══ STORED ROWS

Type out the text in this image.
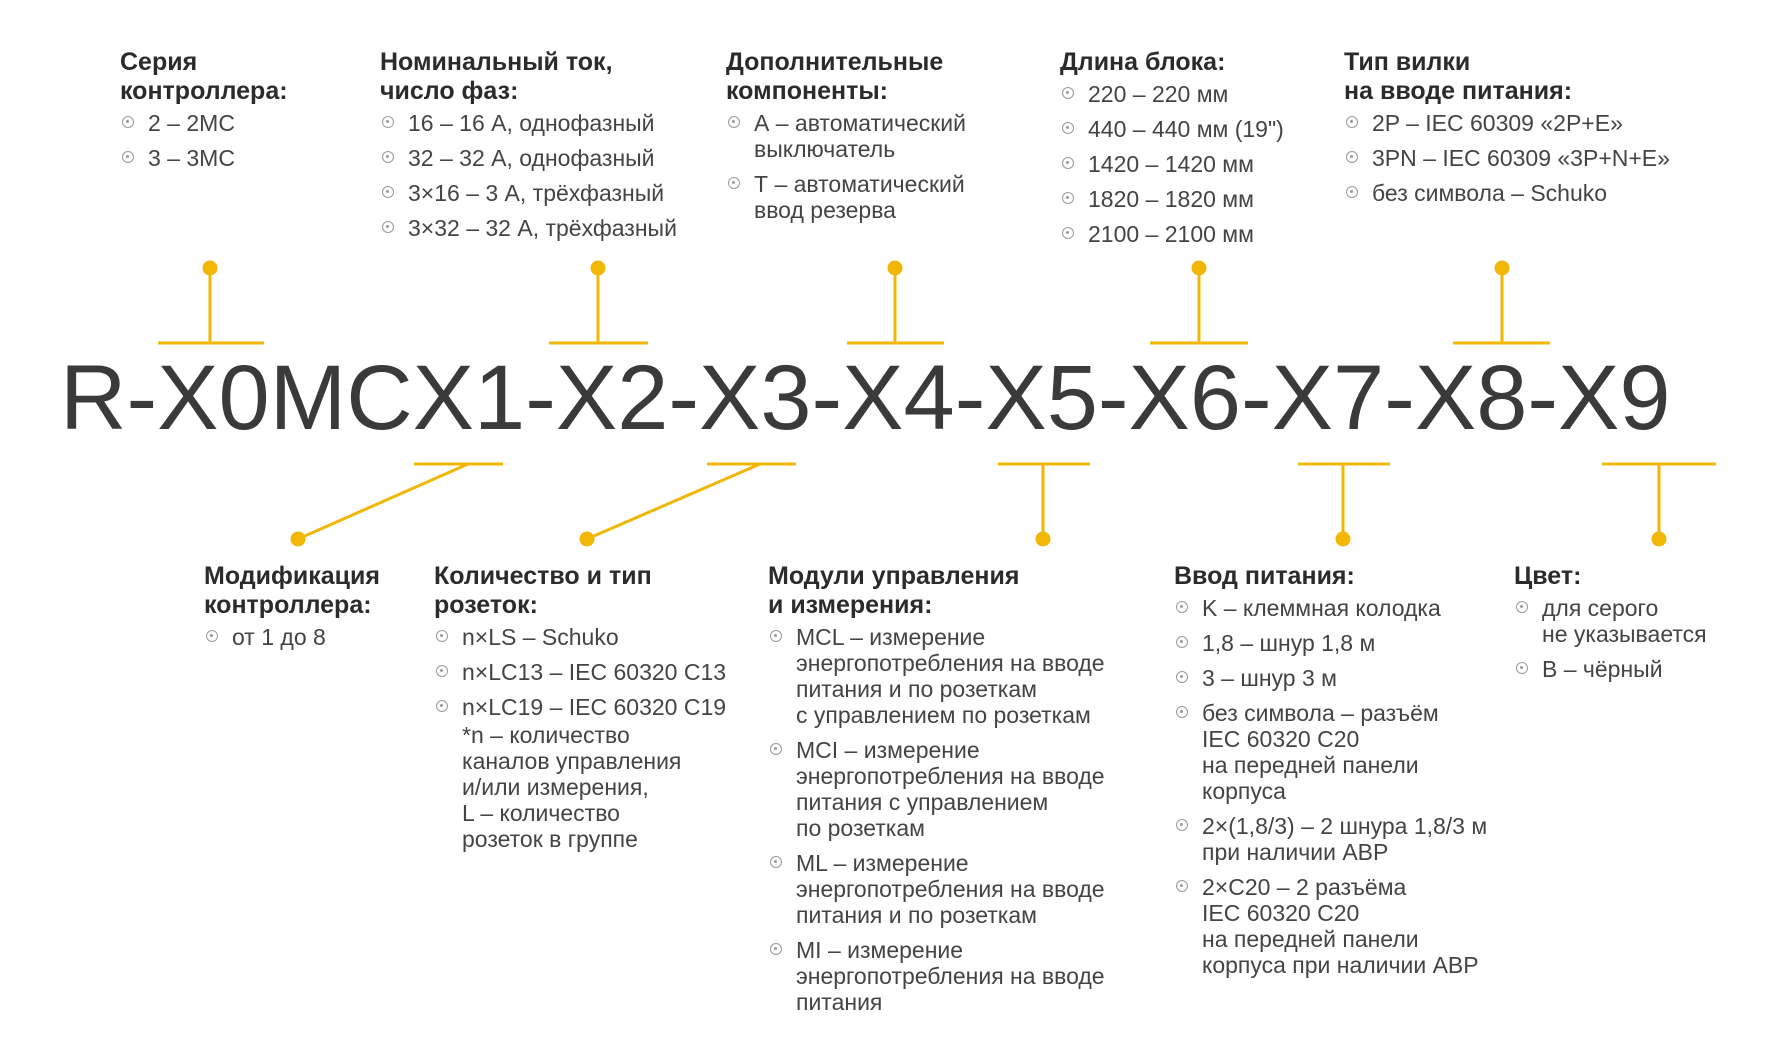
Серия
контроллера:
2 – 2MC
3 – 3MC
Номинальный ток,
число фаз:
16 – 16 А, однофазный
32 – 32 А, однофазный
3×16 – 3 А, трёхфазный
3×32 – 32 А, трёхфазный
Дополнительные
компоненты:
А – автоматический
выключатель
Т – автоматический
ввод резерва
Длина блока:
220 – 220 мм
440 – 440 мм (19")
1420 – 1420 мм
1820 – 1820 мм
2100 – 2100 мм
Тип вилки
на вводе питания:
2P – IEC 60309 «2P+E»
3PN – IEC 60309 «3P+N+E»
без символа – Schuko
R-X0MCX1-X2-X3-X4-X5-X6-X7-X8-X9
Модификация
контроллера:
от 1 до 8
Количество и тип
розеток:
n×LS – Schuko
n×LC13 – IEC 60320 C13
n×LC19 – IEC 60320 C19
*n – количество
каналов управления
и/или измерения,
L – количество
розеток в группе
Модули управления
и измерения:
MCL – измерение
энергопотребления на вводе
питания и по розеткам
с управлением по розеткам
MCI – измерение
энергопотребления на вводе
питания с управлением
по розеткам
ML – измерение
энергопотребления на вводе
питания и по розеткам
MI – измерение
энергопотребления на вводе
питания
Ввод питания:
K – клеммная колодка
1,8 – шнур 1,8 м
3 – шнур 3 м
без символа – разъём
IEC 60320 C20
на передней панели
корпуса
2×(1,8/3) – 2 шнура 1,8/3 м
при наличии АВР
2×C20 – 2 разъёма
IEC 60320 C20
на передней панели
корпуса при наличии АВР
Цвет:
для серого
не указывается
B – чёрный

════

Make an exact copy of the records shown above, without the pictures.

Type out the text in this image.
Серия
контроллера:
2 – 2MC
3 – 3MC
Номинальный ток,
число фаз:
16 – 16 А, однофазный
32 – 32 А, однофазный
3×16 – 3 А, трёхфазный
3×32 – 32 А, трёхфазный
Дополнительные
компоненты:
А – автоматический
выключатель
Т – автоматический
ввод резерва
Длина блока:
220 – 220 мм
440 – 440 мм (19")
1420 – 1420 мм
1820 – 1820 мм
2100 – 2100 мм
Тип вилки
на вводе питания:
2P – IEC 60309 «2P+E»
3PN – IEC 60309 «3P+N+E»
без символа – Schuko
R-X0MCX1-X2-X3-X4-X5-X6-X7-X8-X9
Модификация
контроллера:
от 1 до 8
Количество и тип
розеток:
n×LS – Schuko
n×LC13 – IEC 60320 C13
n×LC19 – IEC 60320 C19
*n – количество
каналов управления
и/или измерения,
L – количество
розеток в группе
Модули управления
и измерения:
MCL – измерение
энергопотребления на вводе
питания и по розеткам
с управлением по розеткам
MCI – измерение
энергопотребления на вводе
питания с управлением
по розеткам
ML – измерение
энергопотребления на вводе
питания и по розеткам
MI – измерение
энергопотребления на вводе
питания
Ввод питания:
K – клеммная колодка
1,8 – шнур 1,8 м
3 – шнур 3 м
без символа – разъём
IEC 60320 C20
на передней панели
корпуса
2×(1,8/3) – 2 шнура 1,8/3 м
при наличии АВР
2×C20 – 2 разъёма
IEC 60320 C20
на передней панели
корпуса при наличии АВР
Цвет:
для серого
не указывается
B – чёрный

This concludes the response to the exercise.